§ Data records
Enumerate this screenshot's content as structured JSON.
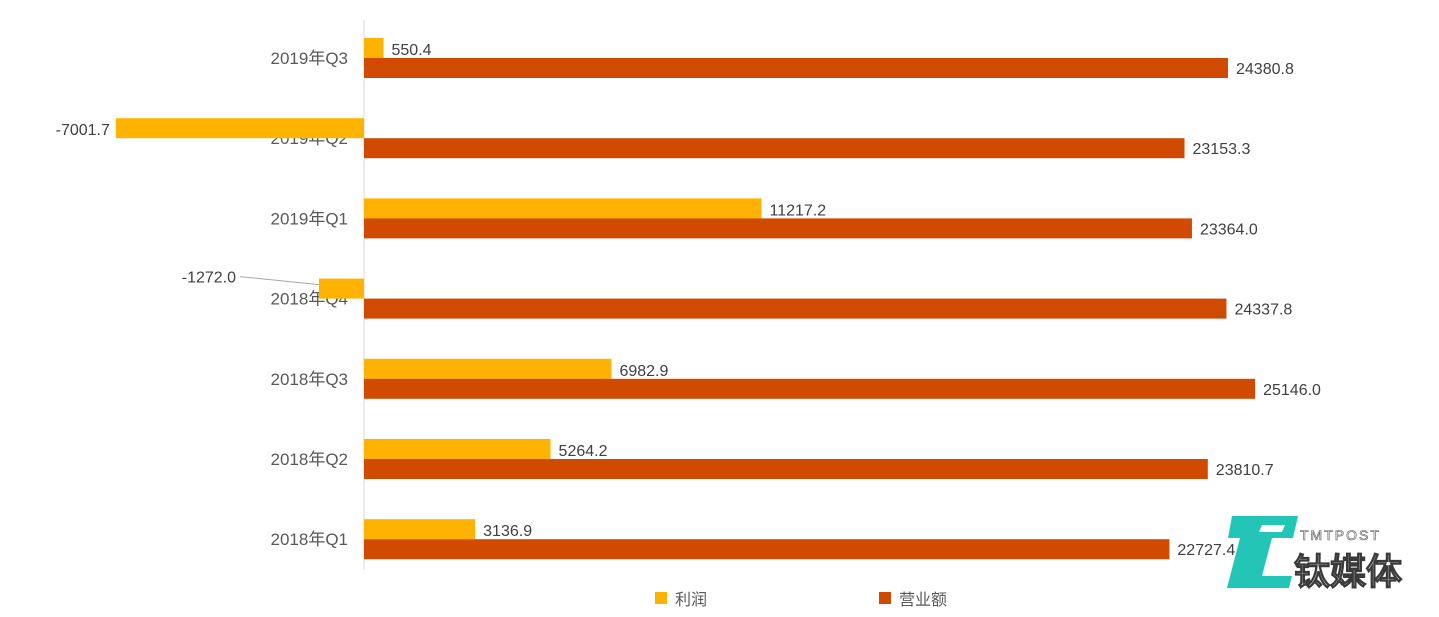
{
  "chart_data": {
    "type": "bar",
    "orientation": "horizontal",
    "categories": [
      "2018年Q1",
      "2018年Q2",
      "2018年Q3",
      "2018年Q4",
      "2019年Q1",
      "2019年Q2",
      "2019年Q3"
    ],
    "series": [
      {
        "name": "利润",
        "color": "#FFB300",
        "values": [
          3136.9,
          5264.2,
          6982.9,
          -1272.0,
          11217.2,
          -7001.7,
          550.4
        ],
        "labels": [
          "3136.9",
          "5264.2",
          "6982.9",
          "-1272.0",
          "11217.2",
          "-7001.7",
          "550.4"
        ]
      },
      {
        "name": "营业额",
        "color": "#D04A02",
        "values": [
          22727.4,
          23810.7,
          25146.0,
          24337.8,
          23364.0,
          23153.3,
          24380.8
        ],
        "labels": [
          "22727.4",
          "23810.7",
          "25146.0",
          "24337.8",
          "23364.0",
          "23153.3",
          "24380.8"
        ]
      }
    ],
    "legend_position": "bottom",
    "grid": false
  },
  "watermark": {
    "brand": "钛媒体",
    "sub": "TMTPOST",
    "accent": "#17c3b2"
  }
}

---

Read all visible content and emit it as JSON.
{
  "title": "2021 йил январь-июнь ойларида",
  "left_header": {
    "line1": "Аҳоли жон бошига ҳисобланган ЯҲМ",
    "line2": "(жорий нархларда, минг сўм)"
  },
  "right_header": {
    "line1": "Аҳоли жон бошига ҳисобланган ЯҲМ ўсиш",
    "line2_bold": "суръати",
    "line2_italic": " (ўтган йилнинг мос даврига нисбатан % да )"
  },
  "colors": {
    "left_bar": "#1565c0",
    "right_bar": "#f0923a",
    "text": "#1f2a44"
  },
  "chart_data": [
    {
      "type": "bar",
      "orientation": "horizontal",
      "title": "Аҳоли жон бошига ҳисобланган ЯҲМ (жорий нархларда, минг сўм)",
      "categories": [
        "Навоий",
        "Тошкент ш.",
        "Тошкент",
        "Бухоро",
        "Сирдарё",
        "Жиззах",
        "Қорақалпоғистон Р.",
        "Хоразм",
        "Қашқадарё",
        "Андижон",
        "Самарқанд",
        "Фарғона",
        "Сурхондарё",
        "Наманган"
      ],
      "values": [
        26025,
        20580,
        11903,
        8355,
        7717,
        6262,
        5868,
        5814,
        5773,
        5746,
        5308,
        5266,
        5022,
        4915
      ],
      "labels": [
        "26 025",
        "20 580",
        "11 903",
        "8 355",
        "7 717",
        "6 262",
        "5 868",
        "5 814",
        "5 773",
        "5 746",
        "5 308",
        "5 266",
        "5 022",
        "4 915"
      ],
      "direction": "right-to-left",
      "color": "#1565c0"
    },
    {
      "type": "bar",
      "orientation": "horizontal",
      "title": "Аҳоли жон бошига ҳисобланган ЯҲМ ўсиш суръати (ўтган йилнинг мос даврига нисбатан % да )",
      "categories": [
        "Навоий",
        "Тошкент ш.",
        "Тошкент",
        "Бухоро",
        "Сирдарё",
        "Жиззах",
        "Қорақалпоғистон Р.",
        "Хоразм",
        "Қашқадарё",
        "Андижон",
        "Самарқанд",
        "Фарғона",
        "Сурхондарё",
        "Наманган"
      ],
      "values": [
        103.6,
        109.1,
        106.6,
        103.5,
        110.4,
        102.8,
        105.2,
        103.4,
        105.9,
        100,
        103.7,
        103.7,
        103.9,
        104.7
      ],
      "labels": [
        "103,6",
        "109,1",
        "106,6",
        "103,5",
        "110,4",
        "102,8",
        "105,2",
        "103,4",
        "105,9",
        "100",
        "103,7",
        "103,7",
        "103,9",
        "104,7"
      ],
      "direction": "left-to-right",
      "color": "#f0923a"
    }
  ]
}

§ Problem details
Show every line in the records above that contains the word "минг".

§ Complete response
    "line2": "(жорий нархларда, минг сўм)"
      "title": "Аҳоли жон бошига ҳисобланган ЯҲМ (жорий нархларда, минг сўм)",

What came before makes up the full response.